[WORK REQUIRED]
In the material below, find each line holding the string "this" and copy it.
-------
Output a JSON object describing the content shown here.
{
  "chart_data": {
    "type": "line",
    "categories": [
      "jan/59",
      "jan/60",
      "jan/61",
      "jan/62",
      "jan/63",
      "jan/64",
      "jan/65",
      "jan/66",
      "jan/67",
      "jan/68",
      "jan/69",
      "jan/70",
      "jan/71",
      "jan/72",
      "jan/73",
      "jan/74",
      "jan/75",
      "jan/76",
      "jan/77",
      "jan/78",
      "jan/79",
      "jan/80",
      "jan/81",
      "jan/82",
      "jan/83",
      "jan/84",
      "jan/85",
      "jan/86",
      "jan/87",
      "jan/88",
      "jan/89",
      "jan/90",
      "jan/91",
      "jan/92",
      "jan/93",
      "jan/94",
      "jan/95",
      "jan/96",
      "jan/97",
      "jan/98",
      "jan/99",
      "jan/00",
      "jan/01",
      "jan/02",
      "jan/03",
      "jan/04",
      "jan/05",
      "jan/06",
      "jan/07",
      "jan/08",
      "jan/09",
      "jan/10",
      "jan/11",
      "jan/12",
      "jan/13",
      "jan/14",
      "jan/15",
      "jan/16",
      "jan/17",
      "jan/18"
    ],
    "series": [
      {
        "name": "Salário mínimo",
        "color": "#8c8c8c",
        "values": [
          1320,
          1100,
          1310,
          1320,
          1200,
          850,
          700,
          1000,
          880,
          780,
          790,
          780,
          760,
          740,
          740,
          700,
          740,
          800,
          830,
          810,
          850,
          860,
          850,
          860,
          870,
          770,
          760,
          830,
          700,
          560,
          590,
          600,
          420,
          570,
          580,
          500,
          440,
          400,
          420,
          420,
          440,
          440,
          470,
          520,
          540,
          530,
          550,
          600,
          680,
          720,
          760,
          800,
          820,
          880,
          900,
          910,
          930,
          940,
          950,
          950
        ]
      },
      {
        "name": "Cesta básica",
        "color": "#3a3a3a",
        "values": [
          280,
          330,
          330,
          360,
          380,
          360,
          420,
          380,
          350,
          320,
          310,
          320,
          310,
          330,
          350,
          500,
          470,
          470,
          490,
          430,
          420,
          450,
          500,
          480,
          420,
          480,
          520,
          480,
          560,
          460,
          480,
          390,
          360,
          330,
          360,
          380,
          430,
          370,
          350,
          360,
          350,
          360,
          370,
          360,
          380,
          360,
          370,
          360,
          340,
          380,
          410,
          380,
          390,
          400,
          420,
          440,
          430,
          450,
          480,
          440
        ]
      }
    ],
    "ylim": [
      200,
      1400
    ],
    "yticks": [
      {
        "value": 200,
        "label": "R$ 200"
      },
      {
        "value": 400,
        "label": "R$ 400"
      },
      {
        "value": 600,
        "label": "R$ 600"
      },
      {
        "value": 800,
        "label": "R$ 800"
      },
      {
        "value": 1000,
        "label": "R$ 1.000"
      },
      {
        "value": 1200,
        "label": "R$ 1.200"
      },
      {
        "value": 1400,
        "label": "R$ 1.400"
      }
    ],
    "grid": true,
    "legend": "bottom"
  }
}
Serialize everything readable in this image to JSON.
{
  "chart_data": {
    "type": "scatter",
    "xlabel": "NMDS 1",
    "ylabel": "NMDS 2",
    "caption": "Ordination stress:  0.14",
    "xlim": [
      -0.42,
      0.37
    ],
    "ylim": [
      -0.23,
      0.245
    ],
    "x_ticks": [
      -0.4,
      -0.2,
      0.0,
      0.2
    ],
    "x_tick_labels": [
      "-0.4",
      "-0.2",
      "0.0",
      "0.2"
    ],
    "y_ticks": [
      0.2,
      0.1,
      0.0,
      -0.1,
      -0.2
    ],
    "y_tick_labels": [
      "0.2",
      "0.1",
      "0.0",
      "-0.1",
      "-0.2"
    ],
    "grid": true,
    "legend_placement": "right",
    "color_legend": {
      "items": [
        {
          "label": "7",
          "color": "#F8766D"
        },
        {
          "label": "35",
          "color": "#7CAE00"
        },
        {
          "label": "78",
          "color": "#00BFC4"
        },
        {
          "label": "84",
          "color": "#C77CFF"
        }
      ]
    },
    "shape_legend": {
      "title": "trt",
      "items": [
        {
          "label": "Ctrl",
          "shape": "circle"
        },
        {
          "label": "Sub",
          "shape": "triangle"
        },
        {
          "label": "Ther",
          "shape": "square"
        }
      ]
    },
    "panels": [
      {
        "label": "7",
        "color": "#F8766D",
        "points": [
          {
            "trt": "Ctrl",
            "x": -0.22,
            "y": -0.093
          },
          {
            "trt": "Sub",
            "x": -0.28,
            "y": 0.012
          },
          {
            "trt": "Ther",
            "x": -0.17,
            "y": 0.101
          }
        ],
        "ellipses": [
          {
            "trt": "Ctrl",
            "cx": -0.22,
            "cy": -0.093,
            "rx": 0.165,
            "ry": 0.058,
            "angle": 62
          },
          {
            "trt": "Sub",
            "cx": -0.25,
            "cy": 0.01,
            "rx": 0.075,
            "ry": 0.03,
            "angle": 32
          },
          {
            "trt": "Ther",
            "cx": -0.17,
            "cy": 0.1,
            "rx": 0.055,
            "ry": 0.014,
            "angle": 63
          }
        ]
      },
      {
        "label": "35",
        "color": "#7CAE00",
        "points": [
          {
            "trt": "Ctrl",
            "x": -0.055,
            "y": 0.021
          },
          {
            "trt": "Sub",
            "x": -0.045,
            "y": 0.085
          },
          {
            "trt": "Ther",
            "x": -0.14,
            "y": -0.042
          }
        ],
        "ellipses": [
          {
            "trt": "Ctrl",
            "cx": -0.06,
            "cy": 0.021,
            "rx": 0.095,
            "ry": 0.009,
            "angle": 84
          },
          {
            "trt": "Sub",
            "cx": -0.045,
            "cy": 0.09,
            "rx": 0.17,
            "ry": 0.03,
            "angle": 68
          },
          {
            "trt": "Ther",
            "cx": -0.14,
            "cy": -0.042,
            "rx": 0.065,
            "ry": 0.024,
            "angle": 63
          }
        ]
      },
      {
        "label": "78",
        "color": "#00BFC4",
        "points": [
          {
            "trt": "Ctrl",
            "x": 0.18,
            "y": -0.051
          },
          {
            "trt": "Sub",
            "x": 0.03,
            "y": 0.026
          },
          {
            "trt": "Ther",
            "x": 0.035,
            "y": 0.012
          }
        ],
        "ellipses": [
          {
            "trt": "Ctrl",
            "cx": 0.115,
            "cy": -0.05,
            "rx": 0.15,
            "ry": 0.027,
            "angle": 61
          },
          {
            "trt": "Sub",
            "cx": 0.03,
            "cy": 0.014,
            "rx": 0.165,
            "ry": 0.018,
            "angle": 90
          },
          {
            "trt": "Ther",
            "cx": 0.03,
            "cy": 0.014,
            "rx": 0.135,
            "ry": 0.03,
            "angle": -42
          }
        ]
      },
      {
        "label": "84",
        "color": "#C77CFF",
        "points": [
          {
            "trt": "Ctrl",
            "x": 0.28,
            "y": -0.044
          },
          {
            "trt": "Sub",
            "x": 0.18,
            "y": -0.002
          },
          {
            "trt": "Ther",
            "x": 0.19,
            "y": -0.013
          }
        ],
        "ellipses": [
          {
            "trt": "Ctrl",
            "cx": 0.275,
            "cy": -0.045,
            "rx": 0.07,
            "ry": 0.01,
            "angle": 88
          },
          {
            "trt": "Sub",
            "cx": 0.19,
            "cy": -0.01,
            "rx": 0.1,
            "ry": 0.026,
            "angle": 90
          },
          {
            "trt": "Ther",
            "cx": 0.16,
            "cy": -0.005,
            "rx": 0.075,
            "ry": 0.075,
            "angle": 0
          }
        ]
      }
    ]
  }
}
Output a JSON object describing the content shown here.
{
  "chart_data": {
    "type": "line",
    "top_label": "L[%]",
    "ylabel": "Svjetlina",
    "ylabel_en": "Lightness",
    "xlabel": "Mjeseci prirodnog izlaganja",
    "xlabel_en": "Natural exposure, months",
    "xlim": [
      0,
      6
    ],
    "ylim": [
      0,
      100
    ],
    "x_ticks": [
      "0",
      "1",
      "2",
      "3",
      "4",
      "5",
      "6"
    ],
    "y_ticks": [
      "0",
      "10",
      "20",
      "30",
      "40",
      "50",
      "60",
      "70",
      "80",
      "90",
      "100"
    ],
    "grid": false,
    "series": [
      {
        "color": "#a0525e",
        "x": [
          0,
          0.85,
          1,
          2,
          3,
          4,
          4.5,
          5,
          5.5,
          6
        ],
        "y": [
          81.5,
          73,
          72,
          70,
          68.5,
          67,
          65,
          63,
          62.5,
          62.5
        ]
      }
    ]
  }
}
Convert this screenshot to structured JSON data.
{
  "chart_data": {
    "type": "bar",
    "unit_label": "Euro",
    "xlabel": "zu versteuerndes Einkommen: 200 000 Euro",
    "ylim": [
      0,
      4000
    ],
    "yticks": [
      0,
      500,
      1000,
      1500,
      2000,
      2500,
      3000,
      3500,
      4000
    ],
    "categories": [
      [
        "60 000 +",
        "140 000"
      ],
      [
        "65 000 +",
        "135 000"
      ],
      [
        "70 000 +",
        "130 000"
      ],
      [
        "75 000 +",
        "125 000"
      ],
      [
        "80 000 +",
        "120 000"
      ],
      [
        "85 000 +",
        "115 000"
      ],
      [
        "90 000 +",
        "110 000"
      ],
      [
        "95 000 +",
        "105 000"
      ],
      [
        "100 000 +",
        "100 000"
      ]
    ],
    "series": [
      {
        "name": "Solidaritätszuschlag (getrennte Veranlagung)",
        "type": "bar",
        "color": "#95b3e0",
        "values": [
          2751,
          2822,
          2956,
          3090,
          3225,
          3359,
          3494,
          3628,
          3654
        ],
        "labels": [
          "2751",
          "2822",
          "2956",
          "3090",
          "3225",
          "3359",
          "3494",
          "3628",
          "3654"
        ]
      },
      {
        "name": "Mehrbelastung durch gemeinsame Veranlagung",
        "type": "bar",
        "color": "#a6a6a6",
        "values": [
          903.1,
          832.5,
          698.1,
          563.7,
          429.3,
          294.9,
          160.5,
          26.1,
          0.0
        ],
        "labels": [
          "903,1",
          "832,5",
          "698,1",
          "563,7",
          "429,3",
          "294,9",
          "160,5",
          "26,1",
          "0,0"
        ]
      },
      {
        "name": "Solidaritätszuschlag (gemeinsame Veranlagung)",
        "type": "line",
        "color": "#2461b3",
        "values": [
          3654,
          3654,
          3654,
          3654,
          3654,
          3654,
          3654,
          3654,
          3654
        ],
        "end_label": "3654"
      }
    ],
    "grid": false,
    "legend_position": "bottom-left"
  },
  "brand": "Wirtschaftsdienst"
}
-------
[TASK ANSWER]
Serialize everything readable in this image to JSON.
Convert this screenshot to structured JSON data.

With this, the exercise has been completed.